╭──
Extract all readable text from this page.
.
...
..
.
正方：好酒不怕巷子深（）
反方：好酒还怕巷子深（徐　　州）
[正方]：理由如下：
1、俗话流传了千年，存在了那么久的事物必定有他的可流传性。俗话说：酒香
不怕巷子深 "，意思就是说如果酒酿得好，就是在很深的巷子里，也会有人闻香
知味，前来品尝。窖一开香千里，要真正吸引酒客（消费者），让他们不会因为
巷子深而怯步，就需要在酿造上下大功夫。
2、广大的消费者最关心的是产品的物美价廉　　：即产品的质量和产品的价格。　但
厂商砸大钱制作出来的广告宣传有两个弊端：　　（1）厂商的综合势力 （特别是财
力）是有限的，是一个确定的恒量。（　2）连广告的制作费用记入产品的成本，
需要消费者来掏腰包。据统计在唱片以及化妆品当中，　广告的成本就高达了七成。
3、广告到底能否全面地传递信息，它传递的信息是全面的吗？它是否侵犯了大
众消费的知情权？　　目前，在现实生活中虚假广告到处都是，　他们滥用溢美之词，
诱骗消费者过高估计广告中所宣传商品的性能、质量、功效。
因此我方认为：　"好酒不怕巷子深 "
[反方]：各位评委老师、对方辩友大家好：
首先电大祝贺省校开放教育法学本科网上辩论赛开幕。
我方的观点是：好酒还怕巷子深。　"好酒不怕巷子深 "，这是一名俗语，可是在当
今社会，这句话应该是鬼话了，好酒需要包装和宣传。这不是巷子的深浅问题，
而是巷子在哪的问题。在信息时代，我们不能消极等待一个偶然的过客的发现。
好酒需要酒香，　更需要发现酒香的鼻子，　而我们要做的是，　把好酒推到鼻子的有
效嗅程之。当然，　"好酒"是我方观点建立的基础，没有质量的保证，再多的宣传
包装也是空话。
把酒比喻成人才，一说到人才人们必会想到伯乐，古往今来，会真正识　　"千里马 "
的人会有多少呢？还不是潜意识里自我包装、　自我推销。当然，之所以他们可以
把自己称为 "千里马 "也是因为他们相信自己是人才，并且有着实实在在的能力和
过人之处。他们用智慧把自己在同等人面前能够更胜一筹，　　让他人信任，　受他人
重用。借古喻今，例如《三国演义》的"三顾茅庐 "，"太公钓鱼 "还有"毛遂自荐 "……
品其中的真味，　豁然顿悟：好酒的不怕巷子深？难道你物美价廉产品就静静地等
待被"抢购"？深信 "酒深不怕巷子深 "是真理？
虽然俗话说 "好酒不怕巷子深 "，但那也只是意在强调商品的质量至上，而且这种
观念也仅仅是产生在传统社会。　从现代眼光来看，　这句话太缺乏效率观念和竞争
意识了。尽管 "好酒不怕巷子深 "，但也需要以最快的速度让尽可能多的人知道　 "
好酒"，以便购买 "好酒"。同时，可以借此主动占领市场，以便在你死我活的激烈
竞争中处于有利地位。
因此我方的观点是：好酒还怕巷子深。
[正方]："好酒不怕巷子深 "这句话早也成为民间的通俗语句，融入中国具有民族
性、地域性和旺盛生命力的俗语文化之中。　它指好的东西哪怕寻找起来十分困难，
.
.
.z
╰──
TASK TO CARRY OUT:
Copy every line verbatim.

EXERCISE ANSWER:
Extract all readable text from this page.
.
...
..
.
正方：好酒不怕巷子深（）
反方：好酒还怕巷子深（徐　　州）
[正方]：理由如下：
1、俗话流传了千年，存在了那么久的事物必定有他的可流传性。俗话说：酒香
不怕巷子深 "，意思就是说如果酒酿得好，就是在很深的巷子里，也会有人闻香
知味，前来品尝。窖一开香千里，要真正吸引酒客（消费者），让他们不会因为
巷子深而怯步，就需要在酿造上下大功夫。
2、广大的消费者最关心的是产品的物美价廉　　：即产品的质量和产品的价格。　但
厂商砸大钱制作出来的广告宣传有两个弊端：　　（1）厂商的综合势力 （特别是财
力）是有限的，是一个确定的恒量。（　2）连广告的制作费用记入产品的成本，
需要消费者来掏腰包。据统计在唱片以及化妆品当中，　广告的成本就高达了七成。
3、广告到底能否全面地传递信息，它传递的信息是全面的吗？它是否侵犯了大
众消费的知情权？　　目前，在现实生活中虚假广告到处都是，　他们滥用溢美之词，
诱骗消费者过高估计广告中所宣传商品的性能、质量、功效。
因此我方认为：　"好酒不怕巷子深 "
[反方]：各位评委老师、对方辩友大家好：
首先电大祝贺省校开放教育法学本科网上辩论赛开幕。
我方的观点是：好酒还怕巷子深。　"好酒不怕巷子深 "，这是一名俗语，可是在当
今社会，这句话应该是鬼话了，好酒需要包装和宣传。这不是巷子的深浅问题，
而是巷子在哪的问题。在信息时代，我们不能消极等待一个偶然的过客的发现。
好酒需要酒香，　更需要发现酒香的鼻子，　而我们要做的是，　把好酒推到鼻子的有
效嗅程之。当然，　"好酒"是我方观点建立的基础，没有质量的保证，再多的宣传
包装也是空话。
把酒比喻成人才，一说到人才人们必会想到伯乐，古往今来，会真正识　　"千里马 "
的人会有多少呢？还不是潜意识里自我包装、　自我推销。当然，之所以他们可以
把自己称为 "千里马 "也是因为他们相信自己是人才，并且有着实实在在的能力和
过人之处。他们用智慧把自己在同等人面前能够更胜一筹，　　让他人信任，　受他人
重用。借古喻今，例如《三国演义》的"三顾茅庐 "，"太公钓鱼 "还有"毛遂自荐 "……
品其中的真味，　豁然顿悟：好酒的不怕巷子深？难道你物美价廉产品就静静地等
待被"抢购"？深信 "酒深不怕巷子深 "是真理？
虽然俗话说 "好酒不怕巷子深 "，但那也只是意在强调商品的质量至上，而且这种
观念也仅仅是产生在传统社会。　从现代眼光来看，　这句话太缺乏效率观念和竞争
意识了。尽管 "好酒不怕巷子深 "，但也需要以最快的速度让尽可能多的人知道　 "
好酒"，以便购买 "好酒"。同时，可以借此主动占领市场，以便在你死我活的激烈
竞争中处于有利地位。
因此我方的观点是：好酒还怕巷子深。
[正方]："好酒不怕巷子深 "这句话早也成为民间的通俗语句，融入中国具有民族
性、地域性和旺盛生命力的俗语文化之中。　它指好的东西哪怕寻找起来十分困难，
.
.
.z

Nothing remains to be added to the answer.